** begin Entries **

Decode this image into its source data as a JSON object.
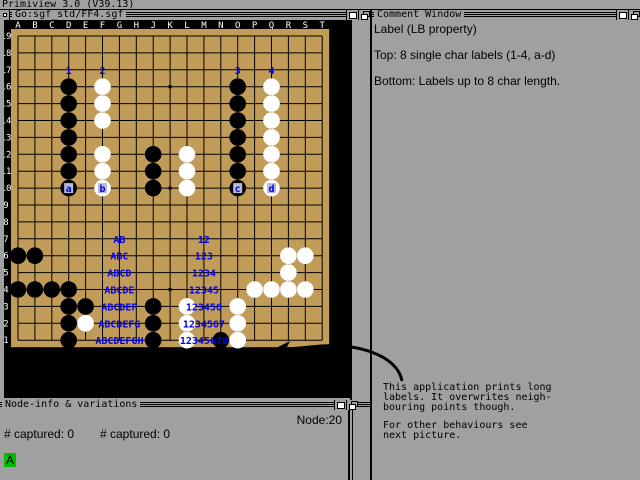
{
  "screen": {
    "title": "Primiview 3.0 (V39.13)"
  },
  "board_window": {
    "title": "Go:sgf_std/FF4.sgf",
    "columns": [
      "A",
      "B",
      "C",
      "D",
      "E",
      "F",
      "G",
      "H",
      "J",
      "K",
      "L",
      "M",
      "N",
      "O",
      "P",
      "Q",
      "R",
      "S",
      "T"
    ],
    "rows": [
      "19",
      "18",
      "17",
      "16",
      "15",
      "14",
      "13",
      "12",
      "11",
      "10",
      "9",
      "8",
      "7",
      "6",
      "5",
      "4",
      "3",
      "2",
      "1"
    ],
    "black_stones": [
      "D16",
      "D15",
      "D14",
      "D13",
      "D12",
      "D11",
      "D10",
      "O16",
      "O15",
      "O14",
      "O13",
      "O12",
      "O11",
      "O10",
      "J12",
      "J11",
      "J10",
      "A6",
      "B6",
      "A4",
      "B4",
      "C4",
      "D4",
      "D3",
      "D2",
      "D1",
      "E3",
      "J3",
      "J2",
      "J1",
      "N1"
    ],
    "white_stones": [
      "F16",
      "F15",
      "F14",
      "F12",
      "F11",
      "F10",
      "L12",
      "L11",
      "L10",
      "Q16",
      "Q15",
      "Q14",
      "Q13",
      "Q12",
      "Q11",
      "Q10",
      "R6",
      "S6",
      "R5",
      "P4",
      "Q4",
      "R4",
      "S4",
      "O3",
      "E2",
      "L3",
      "L2",
      "L1",
      "O2",
      "O1"
    ],
    "labels_top": [
      {
        "point": "D10",
        "text": "a"
      },
      {
        "point": "F10",
        "text": "b"
      },
      {
        "point": "O10",
        "text": "c"
      },
      {
        "point": "Q10",
        "text": "d"
      },
      {
        "point": "D17",
        "text": "1"
      },
      {
        "point": "F17",
        "text": "2"
      },
      {
        "point": "O17",
        "text": "3"
      },
      {
        "point": "Q17",
        "text": "4"
      }
    ],
    "labels_bottom": [
      {
        "point": "G7",
        "text": "AB"
      },
      {
        "point": "G6",
        "text": "ABC"
      },
      {
        "point": "G5",
        "text": "ABCD"
      },
      {
        "point": "G4",
        "text": "ABCDE"
      },
      {
        "point": "G3",
        "text": "ABCDEF"
      },
      {
        "point": "G2",
        "text": "ABCDEFG"
      },
      {
        "point": "G1",
        "text": "ABCDEFGH"
      },
      {
        "point": "M7",
        "text": "12"
      },
      {
        "point": "M6",
        "text": "123"
      },
      {
        "point": "M5",
        "text": "1234"
      },
      {
        "point": "M4",
        "text": "12345"
      },
      {
        "point": "M3",
        "text": "123456"
      },
      {
        "point": "M2",
        "text": "1234567"
      },
      {
        "point": "M1",
        "text": "12345678"
      }
    ],
    "colors": {
      "board": "#c09c58",
      "label": "#0000ee",
      "line": "#000000"
    }
  },
  "comment_window": {
    "title": "Comment Window",
    "lines": [
      "Label (LB property)",
      "Top: 8 single char labels (1-4, a-d)",
      "Bottom: Labels up to 8 char length."
    ],
    "annotation": [
      "This application prints long",
      "labels. It overwrites neigh-",
      "bouring points though.",
      "For other behaviours see",
      "next picture."
    ]
  },
  "node_window": {
    "title": "Node-info & variations",
    "node_label": "Node:20",
    "captured_black": "# captured: 0",
    "captured_white": "# captured: 0",
    "variation": "A"
  }
}
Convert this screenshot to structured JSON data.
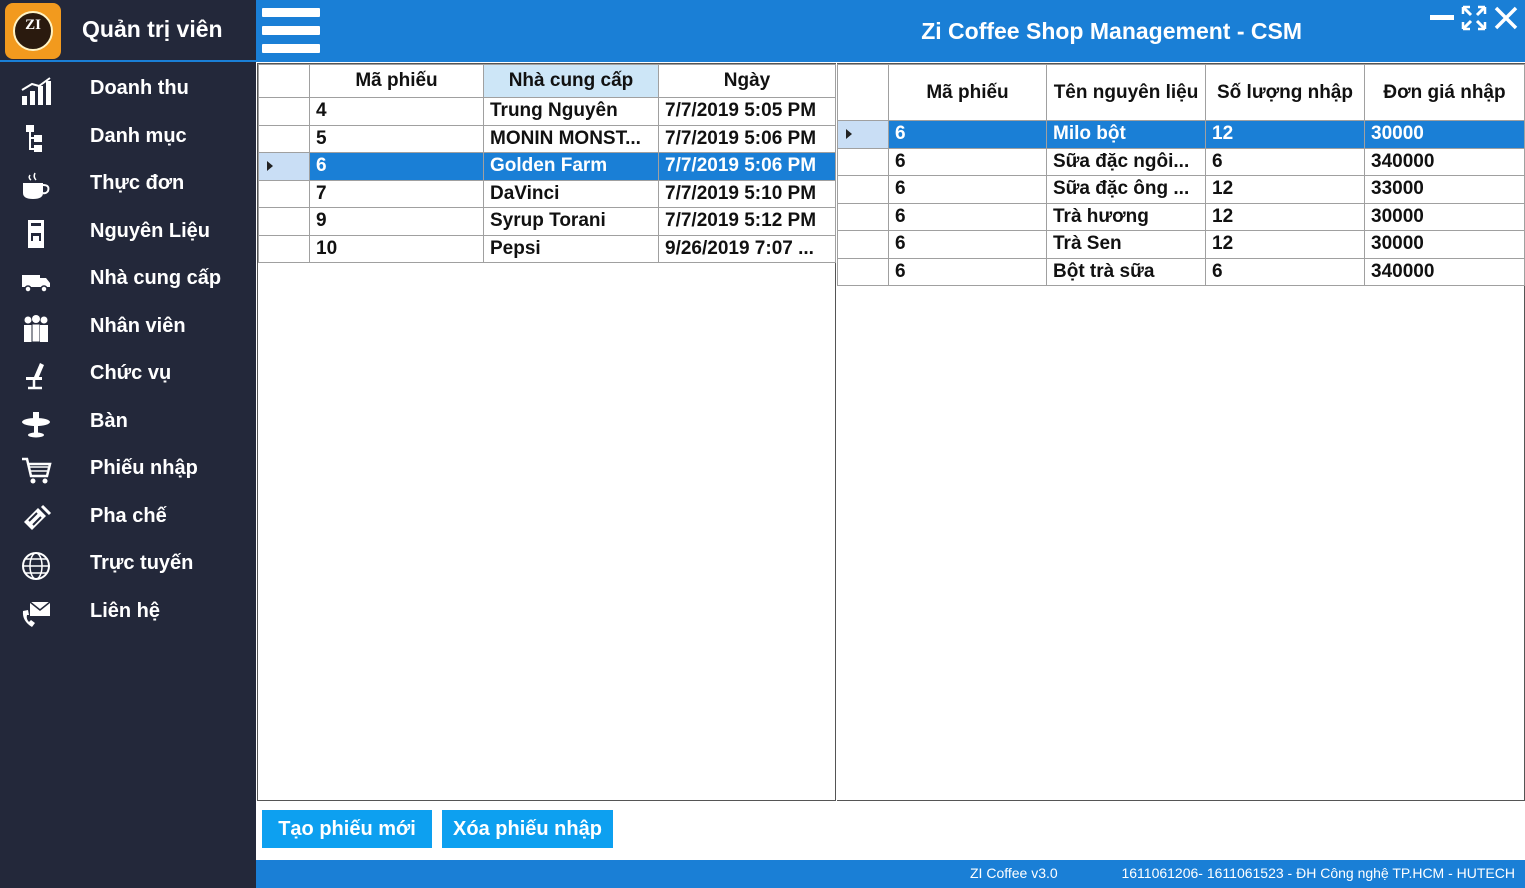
{
  "app": {
    "title": "Zi Coffee Shop Management - CSM",
    "role": "Quản trị viên",
    "logo_text": "ZI"
  },
  "sidebar": {
    "items": [
      {
        "label": "Doanh thu",
        "icon": "chart-icon"
      },
      {
        "label": "Danh mục",
        "icon": "hierarchy-icon"
      },
      {
        "label": "Thực đơn",
        "icon": "coffee-cup-icon"
      },
      {
        "label": "Nguyên Liệu",
        "icon": "coffee-machine-icon"
      },
      {
        "label": "Nhà cung cấp",
        "icon": "truck-icon"
      },
      {
        "label": "Nhân viên",
        "icon": "people-icon"
      },
      {
        "label": "Chức vụ",
        "icon": "chair-icon"
      },
      {
        "label": "Bàn",
        "icon": "table-icon"
      },
      {
        "label": "Phiếu nhập",
        "icon": "cart-icon"
      },
      {
        "label": "Pha chế",
        "icon": "shaker-icon"
      },
      {
        "label": "Trực tuyến",
        "icon": "globe-icon"
      },
      {
        "label": "Liên hệ",
        "icon": "mail-phone-icon"
      }
    ]
  },
  "receipts": {
    "headers": [
      "Mã phiếu",
      "Nhà cung cấp",
      "Ngày"
    ],
    "rows": [
      {
        "id": "4",
        "supplier": "Trung Nguyên",
        "date": "7/7/2019 5:05 PM"
      },
      {
        "id": "5",
        "supplier": "MONIN MONST...",
        "date": "7/7/2019 5:06 PM"
      },
      {
        "id": "6",
        "supplier": "Golden Farm",
        "date": "7/7/2019 5:06 PM"
      },
      {
        "id": "7",
        "supplier": "DaVinci",
        "date": "7/7/2019 5:10 PM"
      },
      {
        "id": "9",
        "supplier": "Syrup Torani",
        "date": "7/7/2019 5:12 PM"
      },
      {
        "id": "10",
        "supplier": "Pepsi",
        "date": "9/26/2019 7:07 ..."
      }
    ],
    "selected_index": 2
  },
  "details": {
    "headers": [
      "Mã phiếu",
      "Tên nguyên liệu",
      "Số lượng nhập",
      "Đơn giá nhập"
    ],
    "rows": [
      {
        "id": "6",
        "ingredient": "Milo bột",
        "qty": "12",
        "price": "30000"
      },
      {
        "id": "6",
        "ingredient": "Sữa đặc ngôi...",
        "qty": "6",
        "price": "340000"
      },
      {
        "id": "6",
        "ingredient": "Sữa đặc ông ...",
        "qty": "12",
        "price": "33000"
      },
      {
        "id": "6",
        "ingredient": "Trà hương",
        "qty": "12",
        "price": "30000"
      },
      {
        "id": "6",
        "ingredient": "Trà Sen",
        "qty": "12",
        "price": "30000"
      },
      {
        "id": "6",
        "ingredient": "Bột trà sữa",
        "qty": "6",
        "price": "340000"
      }
    ],
    "selected_index": 0
  },
  "actions": {
    "create_label": "Tạo phiếu mới",
    "delete_label": "Xóa phiếu nhập"
  },
  "status": {
    "version": "ZI Coffee v3.0",
    "info": "1611061206- 1611061523 - ĐH Công nghệ TP.HCM - HUTECH"
  },
  "colors": {
    "accent": "#1a7fd6",
    "sidebar": "#23283a",
    "button": "#0da0f0"
  }
}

** end Entries **

→ **Given problem**:
Write out all the records again, exactly, minus any pictures.

→ **Solution to this problem**:
Decode this image into its source data as a JSON object.
{
  "screen": {
    "title": "Primiview 3.0 (V39.13)"
  },
  "board_window": {
    "title": "Go:sgf_std/FF4.sgf",
    "columns": [
      "A",
      "B",
      "C",
      "D",
      "E",
      "F",
      "G",
      "H",
      "J",
      "K",
      "L",
      "M",
      "N",
      "O",
      "P",
      "Q",
      "R",
      "S",
      "T"
    ],
    "rows": [
      "19",
      "18",
      "17",
      "16",
      "15",
      "14",
      "13",
      "12",
      "11",
      "10",
      "9",
      "8",
      "7",
      "6",
      "5",
      "4",
      "3",
      "2",
      "1"
    ],
    "black_stones": [
      "D16",
      "D15",
      "D14",
      "D13",
      "D12",
      "D11",
      "D10",
      "O16",
      "O15",
      "O14",
      "O13",
      "O12",
      "O11",
      "O10",
      "J12",
      "J11",
      "J10",
      "A6",
      "B6",
      "A4",
      "B4",
      "C4",
      "D4",
      "D3",
      "D2",
      "D1",
      "E3",
      "J3",
      "J2",
      "J1",
      "N1"
    ],
    "white_stones": [
      "F16",
      "F15",
      "F14",
      "F12",
      "F11",
      "F10",
      "L12",
      "L11",
      "L10",
      "Q16",
      "Q15",
      "Q14",
      "Q13",
      "Q12",
      "Q11",
      "Q10",
      "R6",
      "S6",
      "R5",
      "P4",
      "Q4",
      "R4",
      "S4",
      "O3",
      "E2",
      "L3",
      "L2",
      "L1",
      "O2",
      "O1"
    ],
    "labels_top": [
      {
        "point": "D10",
        "text": "a"
      },
      {
        "point": "F10",
        "text": "b"
      },
      {
        "point": "O10",
        "text": "c"
      },
      {
        "point": "Q10",
        "text": "d"
      },
      {
        "point": "D17",
        "text": "1"
      },
      {
        "point": "F17",
        "text": "2"
      },
      {
        "point": "O17",
        "text": "3"
      },
      {
        "point": "Q17",
        "text": "4"
      }
    ],
    "labels_bottom": [
      {
        "point": "G7",
        "text": "AB"
      },
      {
        "point": "G6",
        "text": "ABC"
      },
      {
        "point": "G5",
        "text": "ABCD"
      },
      {
        "point": "G4",
        "text": "ABCDE"
      },
      {
        "point": "G3",
        "text": "ABCDEF"
      },
      {
        "point": "G2",
        "text": "ABCDEFG"
      },
      {
        "point": "G1",
        "text": "ABCDEFGH"
      },
      {
        "point": "M7",
        "text": "12"
      },
      {
        "point": "M6",
        "text": "123"
      },
      {
        "point": "M5",
        "text": "1234"
      },
      {
        "point": "M4",
        "text": "12345"
      },
      {
        "point": "M3",
        "text": "123456"
      },
      {
        "point": "M2",
        "text": "1234567"
      },
      {
        "point": "M1",
        "text": "12345678"
      }
    ],
    "colors": {
      "board": "#c09c58",
      "label": "#0000ee",
      "line": "#000000"
    }
  },
  "comment_window": {
    "title": "Comment Window",
    "lines": [
      "Label (LB property)",
      "Top: 8 single char labels (1-4, a-d)",
      "Bottom: Labels up to 8 char length."
    ],
    "annotation": [
      "This application prints long",
      "labels. It overwrites neigh-",
      "bouring points though.",
      "For other behaviours see",
      "next picture."
    ]
  },
  "node_window": {
    "title": "Node-info & variations",
    "node_label": "Node:20",
    "captured_black": "# captured: 0",
    "captured_white": "# captured: 0",
    "variation": "A"
  }
}
Convert this screenshot to structured JSON data.
{
  "app": {
    "title": "Zi Coffee Shop Management - CSM",
    "role": "Quản trị viên",
    "logo_text": "ZI"
  },
  "sidebar": {
    "items": [
      {
        "label": "Doanh thu",
        "icon": "chart-icon"
      },
      {
        "label": "Danh mục",
        "icon": "hierarchy-icon"
      },
      {
        "label": "Thực đơn",
        "icon": "coffee-cup-icon"
      },
      {
        "label": "Nguyên Liệu",
        "icon": "coffee-machine-icon"
      },
      {
        "label": "Nhà cung cấp",
        "icon": "truck-icon"
      },
      {
        "label": "Nhân viên",
        "icon": "people-icon"
      },
      {
        "label": "Chức vụ",
        "icon": "chair-icon"
      },
      {
        "label": "Bàn",
        "icon": "table-icon"
      },
      {
        "label": "Phiếu nhập",
        "icon": "cart-icon"
      },
      {
        "label": "Pha chế",
        "icon": "shaker-icon"
      },
      {
        "label": "Trực tuyến",
        "icon": "globe-icon"
      },
      {
        "label": "Liên hệ",
        "icon": "mail-phone-icon"
      }
    ]
  },
  "receipts": {
    "headers": [
      "Mã phiếu",
      "Nhà cung cấp",
      "Ngày"
    ],
    "rows": [
      {
        "id": "4",
        "supplier": "Trung Nguyên",
        "date": "7/7/2019 5:05 PM"
      },
      {
        "id": "5",
        "supplier": "MONIN MONST...",
        "date": "7/7/2019 5:06 PM"
      },
      {
        "id": "6",
        "supplier": "Golden Farm",
        "date": "7/7/2019 5:06 PM"
      },
      {
        "id": "7",
        "supplier": "DaVinci",
        "date": "7/7/2019 5:10 PM"
      },
      {
        "id": "9",
        "supplier": "Syrup Torani",
        "date": "7/7/2019 5:12 PM"
      },
      {
        "id": "10",
        "supplier": "Pepsi",
        "date": "9/26/2019 7:07 ..."
      }
    ],
    "selected_index": 2
  },
  "details": {
    "headers": [
      "Mã phiếu",
      "Tên nguyên liệu",
      "Số lượng nhập",
      "Đơn giá nhập"
    ],
    "rows": [
      {
        "id": "6",
        "ingredient": "Milo bột",
        "qty": "12",
        "price": "30000"
      },
      {
        "id": "6",
        "ingredient": "Sữa đặc ngôi...",
        "qty": "6",
        "price": "340000"
      },
      {
        "id": "6",
        "ingredient": "Sữa đặc ông ...",
        "qty": "12",
        "price": "33000"
      },
      {
        "id": "6",
        "ingredient": "Trà hương",
        "qty": "12",
        "price": "30000"
      },
      {
        "id": "6",
        "ingredient": "Trà Sen",
        "qty": "12",
        "price": "30000"
      },
      {
        "id": "6",
        "ingredient": "Bột trà sữa",
        "qty": "6",
        "price": "340000"
      }
    ],
    "selected_index": 0
  },
  "actions": {
    "create_label": "Tạo phiếu mới",
    "delete_label": "Xóa phiếu nhập"
  },
  "status": {
    "version": "ZI Coffee v3.0",
    "info": "1611061206- 1611061523 - ĐH Công nghệ TP.HCM - HUTECH"
  },
  "colors": {
    "accent": "#1a7fd6",
    "sidebar": "#23283a",
    "button": "#0da0f0"
  }
}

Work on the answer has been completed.